Structured figure records ->
....................

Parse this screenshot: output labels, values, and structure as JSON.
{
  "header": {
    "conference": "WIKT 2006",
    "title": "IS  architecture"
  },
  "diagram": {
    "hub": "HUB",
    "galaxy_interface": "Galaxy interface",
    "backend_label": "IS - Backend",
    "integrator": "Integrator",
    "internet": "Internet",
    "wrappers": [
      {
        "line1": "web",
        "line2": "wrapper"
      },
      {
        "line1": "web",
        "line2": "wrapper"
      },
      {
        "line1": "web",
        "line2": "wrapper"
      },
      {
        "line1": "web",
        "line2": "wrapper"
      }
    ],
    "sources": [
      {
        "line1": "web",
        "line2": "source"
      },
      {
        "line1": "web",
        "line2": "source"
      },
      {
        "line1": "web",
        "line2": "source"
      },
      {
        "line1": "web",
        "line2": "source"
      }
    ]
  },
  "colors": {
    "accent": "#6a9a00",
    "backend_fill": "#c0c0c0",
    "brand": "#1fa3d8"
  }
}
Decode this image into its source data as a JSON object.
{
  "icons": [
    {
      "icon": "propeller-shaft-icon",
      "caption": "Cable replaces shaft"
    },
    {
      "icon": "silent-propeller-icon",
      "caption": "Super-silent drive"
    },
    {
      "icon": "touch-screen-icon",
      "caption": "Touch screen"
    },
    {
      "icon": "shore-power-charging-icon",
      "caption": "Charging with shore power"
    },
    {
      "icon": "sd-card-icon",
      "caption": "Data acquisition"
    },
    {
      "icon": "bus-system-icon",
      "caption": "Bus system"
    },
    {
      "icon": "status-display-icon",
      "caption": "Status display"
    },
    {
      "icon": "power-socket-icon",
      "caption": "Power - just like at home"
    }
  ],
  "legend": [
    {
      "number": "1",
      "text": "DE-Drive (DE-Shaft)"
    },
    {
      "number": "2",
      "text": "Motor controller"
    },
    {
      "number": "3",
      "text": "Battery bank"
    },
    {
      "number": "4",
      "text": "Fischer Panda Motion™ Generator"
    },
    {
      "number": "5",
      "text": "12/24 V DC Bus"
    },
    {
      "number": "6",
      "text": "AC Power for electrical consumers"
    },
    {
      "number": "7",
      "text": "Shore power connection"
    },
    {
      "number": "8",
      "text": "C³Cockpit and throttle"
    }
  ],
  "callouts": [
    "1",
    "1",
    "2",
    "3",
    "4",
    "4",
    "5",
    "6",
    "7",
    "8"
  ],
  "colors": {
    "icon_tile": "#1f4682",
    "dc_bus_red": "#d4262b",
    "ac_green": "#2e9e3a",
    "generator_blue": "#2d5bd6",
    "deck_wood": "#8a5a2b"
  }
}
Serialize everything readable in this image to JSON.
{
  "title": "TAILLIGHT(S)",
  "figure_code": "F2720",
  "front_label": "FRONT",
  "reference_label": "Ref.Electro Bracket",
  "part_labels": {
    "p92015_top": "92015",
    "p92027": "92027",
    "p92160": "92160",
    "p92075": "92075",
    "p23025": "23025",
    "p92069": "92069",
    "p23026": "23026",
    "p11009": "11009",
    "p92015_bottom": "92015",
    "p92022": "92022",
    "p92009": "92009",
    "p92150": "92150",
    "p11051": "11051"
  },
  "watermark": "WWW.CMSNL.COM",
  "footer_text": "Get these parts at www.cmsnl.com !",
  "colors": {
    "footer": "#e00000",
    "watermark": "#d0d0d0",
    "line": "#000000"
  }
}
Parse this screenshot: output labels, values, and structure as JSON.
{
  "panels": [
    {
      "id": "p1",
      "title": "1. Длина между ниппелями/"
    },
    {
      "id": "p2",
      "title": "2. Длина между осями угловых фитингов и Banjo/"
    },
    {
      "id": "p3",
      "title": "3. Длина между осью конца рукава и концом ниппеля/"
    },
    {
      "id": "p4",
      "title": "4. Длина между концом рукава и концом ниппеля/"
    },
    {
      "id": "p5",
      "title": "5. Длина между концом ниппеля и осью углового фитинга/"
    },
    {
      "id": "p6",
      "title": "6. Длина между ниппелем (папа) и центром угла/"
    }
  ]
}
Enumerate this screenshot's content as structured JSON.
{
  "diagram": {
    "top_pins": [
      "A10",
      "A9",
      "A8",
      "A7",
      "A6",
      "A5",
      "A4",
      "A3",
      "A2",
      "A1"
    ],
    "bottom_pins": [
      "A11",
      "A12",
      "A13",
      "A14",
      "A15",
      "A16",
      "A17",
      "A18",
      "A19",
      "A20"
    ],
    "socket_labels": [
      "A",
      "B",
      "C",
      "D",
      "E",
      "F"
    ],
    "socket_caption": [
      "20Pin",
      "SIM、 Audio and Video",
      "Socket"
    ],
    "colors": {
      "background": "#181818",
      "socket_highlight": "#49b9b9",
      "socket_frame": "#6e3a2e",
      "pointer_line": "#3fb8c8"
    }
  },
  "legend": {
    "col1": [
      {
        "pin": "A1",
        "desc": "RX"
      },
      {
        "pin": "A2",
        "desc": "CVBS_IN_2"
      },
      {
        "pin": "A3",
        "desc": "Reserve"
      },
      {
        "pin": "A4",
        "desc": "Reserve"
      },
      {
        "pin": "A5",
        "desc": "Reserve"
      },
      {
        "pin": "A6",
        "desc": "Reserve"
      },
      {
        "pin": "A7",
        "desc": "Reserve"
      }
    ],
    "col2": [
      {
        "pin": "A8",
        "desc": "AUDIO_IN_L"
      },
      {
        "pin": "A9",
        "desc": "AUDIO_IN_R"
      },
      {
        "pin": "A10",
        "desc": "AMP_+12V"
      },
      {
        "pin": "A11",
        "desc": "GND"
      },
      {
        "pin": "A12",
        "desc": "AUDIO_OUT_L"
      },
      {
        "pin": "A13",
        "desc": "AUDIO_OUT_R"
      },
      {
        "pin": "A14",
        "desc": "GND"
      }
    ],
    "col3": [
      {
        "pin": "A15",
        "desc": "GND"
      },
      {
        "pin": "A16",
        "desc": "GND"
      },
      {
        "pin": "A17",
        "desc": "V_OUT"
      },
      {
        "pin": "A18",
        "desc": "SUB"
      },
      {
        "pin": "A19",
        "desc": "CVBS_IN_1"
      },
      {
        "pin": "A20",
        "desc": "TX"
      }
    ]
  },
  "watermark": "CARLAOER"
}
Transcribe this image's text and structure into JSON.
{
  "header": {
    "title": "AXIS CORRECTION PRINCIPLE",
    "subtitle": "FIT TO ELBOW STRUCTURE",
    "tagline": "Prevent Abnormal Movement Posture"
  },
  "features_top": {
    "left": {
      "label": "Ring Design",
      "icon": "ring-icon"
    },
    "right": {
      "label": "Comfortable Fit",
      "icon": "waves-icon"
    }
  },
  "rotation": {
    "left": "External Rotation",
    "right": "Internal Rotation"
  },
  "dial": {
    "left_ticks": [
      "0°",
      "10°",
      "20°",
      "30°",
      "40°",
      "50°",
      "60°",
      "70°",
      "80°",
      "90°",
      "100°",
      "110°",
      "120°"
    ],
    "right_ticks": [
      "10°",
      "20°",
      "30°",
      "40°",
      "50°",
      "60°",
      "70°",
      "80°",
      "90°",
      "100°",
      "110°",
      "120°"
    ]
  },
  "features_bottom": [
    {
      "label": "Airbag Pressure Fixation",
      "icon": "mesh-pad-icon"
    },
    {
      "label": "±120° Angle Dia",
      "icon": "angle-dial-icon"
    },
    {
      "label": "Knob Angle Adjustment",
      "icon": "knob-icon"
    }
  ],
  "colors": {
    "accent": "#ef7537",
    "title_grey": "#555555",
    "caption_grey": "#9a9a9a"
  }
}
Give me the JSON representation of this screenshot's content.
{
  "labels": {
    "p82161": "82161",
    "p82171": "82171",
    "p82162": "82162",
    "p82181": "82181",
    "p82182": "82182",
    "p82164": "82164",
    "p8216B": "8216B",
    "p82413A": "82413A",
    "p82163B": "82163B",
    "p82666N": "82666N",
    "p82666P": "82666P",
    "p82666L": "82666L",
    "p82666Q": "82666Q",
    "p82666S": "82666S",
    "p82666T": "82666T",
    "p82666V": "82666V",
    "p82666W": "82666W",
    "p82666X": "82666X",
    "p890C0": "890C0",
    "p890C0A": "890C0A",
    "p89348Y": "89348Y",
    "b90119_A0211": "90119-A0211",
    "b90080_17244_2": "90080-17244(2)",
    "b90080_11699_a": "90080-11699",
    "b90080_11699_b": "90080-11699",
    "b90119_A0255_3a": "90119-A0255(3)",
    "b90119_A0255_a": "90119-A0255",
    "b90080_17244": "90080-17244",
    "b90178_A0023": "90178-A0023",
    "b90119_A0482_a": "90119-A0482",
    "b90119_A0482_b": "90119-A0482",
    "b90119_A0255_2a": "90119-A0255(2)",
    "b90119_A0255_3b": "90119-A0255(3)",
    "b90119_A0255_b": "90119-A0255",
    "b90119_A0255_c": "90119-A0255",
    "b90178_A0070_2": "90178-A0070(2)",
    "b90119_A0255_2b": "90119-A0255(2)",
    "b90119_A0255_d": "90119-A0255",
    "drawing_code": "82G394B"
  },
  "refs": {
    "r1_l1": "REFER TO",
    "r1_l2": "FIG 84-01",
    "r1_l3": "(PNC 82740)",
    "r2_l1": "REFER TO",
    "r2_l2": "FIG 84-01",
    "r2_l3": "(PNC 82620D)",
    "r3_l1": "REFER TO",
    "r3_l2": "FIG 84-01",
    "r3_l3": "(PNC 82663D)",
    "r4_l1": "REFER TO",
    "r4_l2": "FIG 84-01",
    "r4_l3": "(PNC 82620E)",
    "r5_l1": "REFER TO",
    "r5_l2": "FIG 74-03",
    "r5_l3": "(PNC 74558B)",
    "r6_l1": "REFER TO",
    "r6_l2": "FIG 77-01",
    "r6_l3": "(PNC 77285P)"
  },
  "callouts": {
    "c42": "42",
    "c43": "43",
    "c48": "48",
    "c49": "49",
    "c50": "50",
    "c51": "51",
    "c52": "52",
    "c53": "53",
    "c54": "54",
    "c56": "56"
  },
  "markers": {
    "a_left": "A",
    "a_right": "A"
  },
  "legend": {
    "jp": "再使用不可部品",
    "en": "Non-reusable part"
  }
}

....................

Scan the lines for the string "content". Pick out every line that has it.

Enumerate this screenshot's content as structured JSON.
Give me the JSON representation of this screenshot's content.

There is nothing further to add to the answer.